[Excerpt from a dataset]
+-------+
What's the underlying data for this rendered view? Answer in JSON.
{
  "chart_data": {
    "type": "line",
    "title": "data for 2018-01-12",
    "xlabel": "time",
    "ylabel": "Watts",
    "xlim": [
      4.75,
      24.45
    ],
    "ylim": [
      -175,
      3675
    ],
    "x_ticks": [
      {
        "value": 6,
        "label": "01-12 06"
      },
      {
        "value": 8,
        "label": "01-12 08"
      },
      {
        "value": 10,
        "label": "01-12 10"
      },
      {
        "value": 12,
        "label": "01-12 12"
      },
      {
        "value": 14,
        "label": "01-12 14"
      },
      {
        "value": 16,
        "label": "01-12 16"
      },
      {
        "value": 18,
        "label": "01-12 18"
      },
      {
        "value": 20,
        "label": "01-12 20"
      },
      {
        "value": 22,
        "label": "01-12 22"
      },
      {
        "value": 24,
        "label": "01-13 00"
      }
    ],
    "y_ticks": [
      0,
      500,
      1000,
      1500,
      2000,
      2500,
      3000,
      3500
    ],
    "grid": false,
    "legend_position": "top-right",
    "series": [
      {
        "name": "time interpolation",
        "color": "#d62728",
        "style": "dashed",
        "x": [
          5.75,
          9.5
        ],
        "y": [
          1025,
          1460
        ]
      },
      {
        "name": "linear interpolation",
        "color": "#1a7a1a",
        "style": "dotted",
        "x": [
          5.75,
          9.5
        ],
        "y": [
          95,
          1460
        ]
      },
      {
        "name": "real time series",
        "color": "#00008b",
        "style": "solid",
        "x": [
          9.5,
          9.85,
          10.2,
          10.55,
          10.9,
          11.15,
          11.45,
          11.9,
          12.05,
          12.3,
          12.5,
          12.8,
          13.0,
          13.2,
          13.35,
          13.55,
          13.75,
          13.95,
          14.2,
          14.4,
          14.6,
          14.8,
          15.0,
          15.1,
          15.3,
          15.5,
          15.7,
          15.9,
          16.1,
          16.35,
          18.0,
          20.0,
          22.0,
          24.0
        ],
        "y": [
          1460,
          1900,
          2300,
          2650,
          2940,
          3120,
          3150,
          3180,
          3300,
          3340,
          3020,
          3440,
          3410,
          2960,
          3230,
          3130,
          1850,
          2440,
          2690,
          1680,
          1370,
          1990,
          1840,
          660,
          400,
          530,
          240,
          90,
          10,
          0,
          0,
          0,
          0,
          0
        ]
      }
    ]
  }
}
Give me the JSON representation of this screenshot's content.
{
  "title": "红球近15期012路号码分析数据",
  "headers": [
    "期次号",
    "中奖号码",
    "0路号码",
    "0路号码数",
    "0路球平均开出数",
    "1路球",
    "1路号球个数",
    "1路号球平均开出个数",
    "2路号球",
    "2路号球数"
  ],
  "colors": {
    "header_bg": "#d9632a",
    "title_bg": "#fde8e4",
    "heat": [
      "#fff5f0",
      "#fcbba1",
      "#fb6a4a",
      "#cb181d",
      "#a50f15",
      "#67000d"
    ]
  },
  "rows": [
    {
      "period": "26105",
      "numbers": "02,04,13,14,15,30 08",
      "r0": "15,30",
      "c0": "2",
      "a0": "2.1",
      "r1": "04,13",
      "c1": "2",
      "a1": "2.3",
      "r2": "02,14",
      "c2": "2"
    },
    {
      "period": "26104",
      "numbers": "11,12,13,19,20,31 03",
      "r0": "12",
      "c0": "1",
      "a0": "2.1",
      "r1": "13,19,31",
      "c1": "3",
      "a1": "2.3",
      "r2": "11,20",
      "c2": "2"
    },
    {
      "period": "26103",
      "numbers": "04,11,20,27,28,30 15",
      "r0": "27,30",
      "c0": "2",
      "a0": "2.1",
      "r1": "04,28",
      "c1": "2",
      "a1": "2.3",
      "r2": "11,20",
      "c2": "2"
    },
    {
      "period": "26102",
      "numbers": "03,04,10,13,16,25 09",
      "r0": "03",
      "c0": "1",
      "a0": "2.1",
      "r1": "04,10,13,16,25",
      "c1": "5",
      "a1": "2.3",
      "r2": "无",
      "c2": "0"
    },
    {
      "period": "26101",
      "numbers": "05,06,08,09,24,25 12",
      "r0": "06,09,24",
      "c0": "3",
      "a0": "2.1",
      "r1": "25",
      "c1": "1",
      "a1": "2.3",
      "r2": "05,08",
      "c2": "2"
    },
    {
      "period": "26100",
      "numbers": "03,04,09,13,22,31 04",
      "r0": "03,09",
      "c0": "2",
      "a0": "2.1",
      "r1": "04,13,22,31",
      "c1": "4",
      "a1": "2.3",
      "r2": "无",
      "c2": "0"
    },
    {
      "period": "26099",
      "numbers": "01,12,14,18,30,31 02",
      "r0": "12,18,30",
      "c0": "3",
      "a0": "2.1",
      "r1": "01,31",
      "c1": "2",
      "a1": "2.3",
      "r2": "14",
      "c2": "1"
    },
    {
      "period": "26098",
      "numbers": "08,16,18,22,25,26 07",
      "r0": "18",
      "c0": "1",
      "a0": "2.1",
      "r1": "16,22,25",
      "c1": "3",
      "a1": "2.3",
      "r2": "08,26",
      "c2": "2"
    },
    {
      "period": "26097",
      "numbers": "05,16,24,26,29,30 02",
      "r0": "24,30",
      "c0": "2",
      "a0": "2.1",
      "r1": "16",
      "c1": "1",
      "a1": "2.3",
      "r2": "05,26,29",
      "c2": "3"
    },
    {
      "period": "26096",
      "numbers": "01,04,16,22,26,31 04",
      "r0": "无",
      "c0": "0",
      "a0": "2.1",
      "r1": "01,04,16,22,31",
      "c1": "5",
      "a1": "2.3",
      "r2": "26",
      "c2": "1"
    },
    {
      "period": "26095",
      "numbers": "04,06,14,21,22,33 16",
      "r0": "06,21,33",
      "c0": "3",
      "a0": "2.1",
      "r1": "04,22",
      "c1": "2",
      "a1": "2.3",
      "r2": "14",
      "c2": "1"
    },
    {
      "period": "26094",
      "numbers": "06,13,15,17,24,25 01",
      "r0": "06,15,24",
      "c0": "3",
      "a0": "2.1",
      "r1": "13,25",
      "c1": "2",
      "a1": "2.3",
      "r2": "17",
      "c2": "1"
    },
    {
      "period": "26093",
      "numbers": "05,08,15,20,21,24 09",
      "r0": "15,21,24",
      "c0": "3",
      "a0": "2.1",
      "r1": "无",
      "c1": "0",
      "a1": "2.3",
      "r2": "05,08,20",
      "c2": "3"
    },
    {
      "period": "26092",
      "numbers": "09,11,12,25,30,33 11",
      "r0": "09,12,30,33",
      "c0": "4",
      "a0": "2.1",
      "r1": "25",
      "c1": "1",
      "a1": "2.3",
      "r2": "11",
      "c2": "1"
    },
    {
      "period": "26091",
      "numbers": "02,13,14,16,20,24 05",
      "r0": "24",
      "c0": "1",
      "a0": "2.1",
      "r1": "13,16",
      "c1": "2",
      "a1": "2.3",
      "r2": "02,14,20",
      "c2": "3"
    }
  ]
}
+-------+
* _Your goal_: Quote the entire listing above exactly.

* _Written answer_:
What's the underlying data for this rendered view? Answer in JSON.
{
  "chart_data": {
    "type": "line",
    "title": "data for 2018-01-12",
    "xlabel": "time",
    "ylabel": "Watts",
    "xlim": [
      4.75,
      24.45
    ],
    "ylim": [
      -175,
      3675
    ],
    "x_ticks": [
      {
        "value": 6,
        "label": "01-12 06"
      },
      {
        "value": 8,
        "label": "01-12 08"
      },
      {
        "value": 10,
        "label": "01-12 10"
      },
      {
        "value": 12,
        "label": "01-12 12"
      },
      {
        "value": 14,
        "label": "01-12 14"
      },
      {
        "value": 16,
        "label": "01-12 16"
      },
      {
        "value": 18,
        "label": "01-12 18"
      },
      {
        "value": 20,
        "label": "01-12 20"
      },
      {
        "value": 22,
        "label": "01-12 22"
      },
      {
        "value": 24,
        "label": "01-13 00"
      }
    ],
    "y_ticks": [
      0,
      500,
      1000,
      1500,
      2000,
      2500,
      3000,
      3500
    ],
    "grid": false,
    "legend_position": "top-right",
    "series": [
      {
        "name": "time interpolation",
        "color": "#d62728",
        "style": "dashed",
        "x": [
          5.75,
          9.5
        ],
        "y": [
          1025,
          1460
        ]
      },
      {
        "name": "linear interpolation",
        "color": "#1a7a1a",
        "style": "dotted",
        "x": [
          5.75,
          9.5
        ],
        "y": [
          95,
          1460
        ]
      },
      {
        "name": "real time series",
        "color": "#00008b",
        "style": "solid",
        "x": [
          9.5,
          9.85,
          10.2,
          10.55,
          10.9,
          11.15,
          11.45,
          11.9,
          12.05,
          12.3,
          12.5,
          12.8,
          13.0,
          13.2,
          13.35,
          13.55,
          13.75,
          13.95,
          14.2,
          14.4,
          14.6,
          14.8,
          15.0,
          15.1,
          15.3,
          15.5,
          15.7,
          15.9,
          16.1,
          16.35,
          18.0,
          20.0,
          22.0,
          24.0
        ],
        "y": [
          1460,
          1900,
          2300,
          2650,
          2940,
          3120,
          3150,
          3180,
          3300,
          3340,
          3020,
          3440,
          3410,
          2960,
          3230,
          3130,
          1850,
          2440,
          2690,
          1680,
          1370,
          1990,
          1840,
          660,
          400,
          530,
          240,
          90,
          10,
          0,
          0,
          0,
          0,
          0
        ]
      }
    ]
  }
}
Give me the JSON representation of this screenshot's content.
{
  "title": "红球近15期012路号码分析数据",
  "headers": [
    "期次号",
    "中奖号码",
    "0路号码",
    "0路号码数",
    "0路球平均开出数",
    "1路球",
    "1路号球个数",
    "1路号球平均开出个数",
    "2路号球",
    "2路号球数"
  ],
  "colors": {
    "header_bg": "#d9632a",
    "title_bg": "#fde8e4",
    "heat": [
      "#fff5f0",
      "#fcbba1",
      "#fb6a4a",
      "#cb181d",
      "#a50f15",
      "#67000d"
    ]
  },
  "rows": [
    {
      "period": "26105",
      "numbers": "02,04,13,14,15,30 08",
      "r0": "15,30",
      "c0": "2",
      "a0": "2.1",
      "r1": "04,13",
      "c1": "2",
      "a1": "2.3",
      "r2": "02,14",
      "c2": "2"
    },
    {
      "period": "26104",
      "numbers": "11,12,13,19,20,31 03",
      "r0": "12",
      "c0": "1",
      "a0": "2.1",
      "r1": "13,19,31",
      "c1": "3",
      "a1": "2.3",
      "r2": "11,20",
      "c2": "2"
    },
    {
      "period": "26103",
      "numbers": "04,11,20,27,28,30 15",
      "r0": "27,30",
      "c0": "2",
      "a0": "2.1",
      "r1": "04,28",
      "c1": "2",
      "a1": "2.3",
      "r2": "11,20",
      "c2": "2"
    },
    {
      "period": "26102",
      "numbers": "03,04,10,13,16,25 09",
      "r0": "03",
      "c0": "1",
      "a0": "2.1",
      "r1": "04,10,13,16,25",
      "c1": "5",
      "a1": "2.3",
      "r2": "无",
      "c2": "0"
    },
    {
      "period": "26101",
      "numbers": "05,06,08,09,24,25 12",
      "r0": "06,09,24",
      "c0": "3",
      "a0": "2.1",
      "r1": "25",
      "c1": "1",
      "a1": "2.3",
      "r2": "05,08",
      "c2": "2"
    },
    {
      "period": "26100",
      "numbers": "03,04,09,13,22,31 04",
      "r0": "03,09",
      "c0": "2",
      "a0": "2.1",
      "r1": "04,13,22,31",
      "c1": "4",
      "a1": "2.3",
      "r2": "无",
      "c2": "0"
    },
    {
      "period": "26099",
      "numbers": "01,12,14,18,30,31 02",
      "r0": "12,18,30",
      "c0": "3",
      "a0": "2.1",
      "r1": "01,31",
      "c1": "2",
      "a1": "2.3",
      "r2": "14",
      "c2": "1"
    },
    {
      "period": "26098",
      "numbers": "08,16,18,22,25,26 07",
      "r0": "18",
      "c0": "1",
      "a0": "2.1",
      "r1": "16,22,25",
      "c1": "3",
      "a1": "2.3",
      "r2": "08,26",
      "c2": "2"
    },
    {
      "period": "26097",
      "numbers": "05,16,24,26,29,30 02",
      "r0": "24,30",
      "c0": "2",
      "a0": "2.1",
      "r1": "16",
      "c1": "1",
      "a1": "2.3",
      "r2": "05,26,29",
      "c2": "3"
    },
    {
      "period": "26096",
      "numbers": "01,04,16,22,26,31 04",
      "r0": "无",
      "c0": "0",
      "a0": "2.1",
      "r1": "01,04,16,22,31",
      "c1": "5",
      "a1": "2.3",
      "r2": "26",
      "c2": "1"
    },
    {
      "period": "26095",
      "numbers": "04,06,14,21,22,33 16",
      "r0": "06,21,33",
      "c0": "3",
      "a0": "2.1",
      "r1": "04,22",
      "c1": "2",
      "a1": "2.3",
      "r2": "14",
      "c2": "1"
    },
    {
      "period": "26094",
      "numbers": "06,13,15,17,24,25 01",
      "r0": "06,15,24",
      "c0": "3",
      "a0": "2.1",
      "r1": "13,25",
      "c1": "2",
      "a1": "2.3",
      "r2": "17",
      "c2": "1"
    },
    {
      "period": "26093",
      "numbers": "05,08,15,20,21,24 09",
      "r0": "15,21,24",
      "c0": "3",
      "a0": "2.1",
      "r1": "无",
      "c1": "0",
      "a1": "2.3",
      "r2": "05,08,20",
      "c2": "3"
    },
    {
      "period": "26092",
      "numbers": "09,11,12,25,30,33 11",
      "r0": "09,12,30,33",
      "c0": "4",
      "a0": "2.1",
      "r1": "25",
      "c1": "1",
      "a1": "2.3",
      "r2": "11",
      "c2": "1"
    },
    {
      "period": "26091",
      "numbers": "02,13,14,16,20,24 05",
      "r0": "24",
      "c0": "1",
      "a0": "2.1",
      "r1": "13,16",
      "c1": "2",
      "a1": "2.3",
      "r2": "02,14,20",
      "c2": "3"
    }
  ]
}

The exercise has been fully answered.